### Short exercise
Repeat the whole of the data, keeping every detail the same.

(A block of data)
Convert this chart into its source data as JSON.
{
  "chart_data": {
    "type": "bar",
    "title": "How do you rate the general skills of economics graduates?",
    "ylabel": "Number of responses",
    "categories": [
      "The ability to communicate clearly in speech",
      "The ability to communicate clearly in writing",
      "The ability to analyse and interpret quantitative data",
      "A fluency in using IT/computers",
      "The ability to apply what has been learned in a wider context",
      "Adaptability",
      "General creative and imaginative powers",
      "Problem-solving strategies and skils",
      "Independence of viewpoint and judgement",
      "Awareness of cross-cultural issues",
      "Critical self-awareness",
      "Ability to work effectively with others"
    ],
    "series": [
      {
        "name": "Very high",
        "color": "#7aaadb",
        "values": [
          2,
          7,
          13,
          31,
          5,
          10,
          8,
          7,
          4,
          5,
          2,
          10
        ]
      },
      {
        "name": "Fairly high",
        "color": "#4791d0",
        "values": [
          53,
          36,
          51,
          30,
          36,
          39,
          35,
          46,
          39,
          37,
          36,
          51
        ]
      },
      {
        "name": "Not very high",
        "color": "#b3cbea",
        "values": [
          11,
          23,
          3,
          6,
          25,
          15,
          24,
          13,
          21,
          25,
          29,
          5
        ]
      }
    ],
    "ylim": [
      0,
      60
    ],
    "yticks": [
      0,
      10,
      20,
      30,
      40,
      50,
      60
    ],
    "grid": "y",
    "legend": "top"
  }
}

### Final answer
Convert this chart into its source data as JSON.
{
  "chart_data": {
    "type": "bar",
    "title": "How do you rate the general skills of economics graduates?",
    "ylabel": "Number of responses",
    "categories": [
      "The ability to communicate clearly in speech",
      "The ability to communicate clearly in writing",
      "The ability to analyse and interpret quantitative data",
      "A fluency in using IT/computers",
      "The ability to apply what has been learned in a wider context",
      "Adaptability",
      "General creative and imaginative powers",
      "Problem-solving strategies and skils",
      "Independence of viewpoint and judgement",
      "Awareness of cross-cultural issues",
      "Critical self-awareness",
      "Ability to work effectively with others"
    ],
    "series": [
      {
        "name": "Very high",
        "color": "#7aaadb",
        "values": [
          2,
          7,
          13,
          31,
          5,
          10,
          8,
          7,
          4,
          5,
          2,
          10
        ]
      },
      {
        "name": "Fairly high",
        "color": "#4791d0",
        "values": [
          53,
          36,
          51,
          30,
          36,
          39,
          35,
          46,
          39,
          37,
          36,
          51
        ]
      },
      {
        "name": "Not very high",
        "color": "#b3cbea",
        "values": [
          11,
          23,
          3,
          6,
          25,
          15,
          24,
          13,
          21,
          25,
          29,
          5
        ]
      }
    ],
    "ylim": [
      0,
      60
    ],
    "yticks": [
      0,
      10,
      20,
      30,
      40,
      50,
      60
    ],
    "grid": "y",
    "legend": "top"
  }
}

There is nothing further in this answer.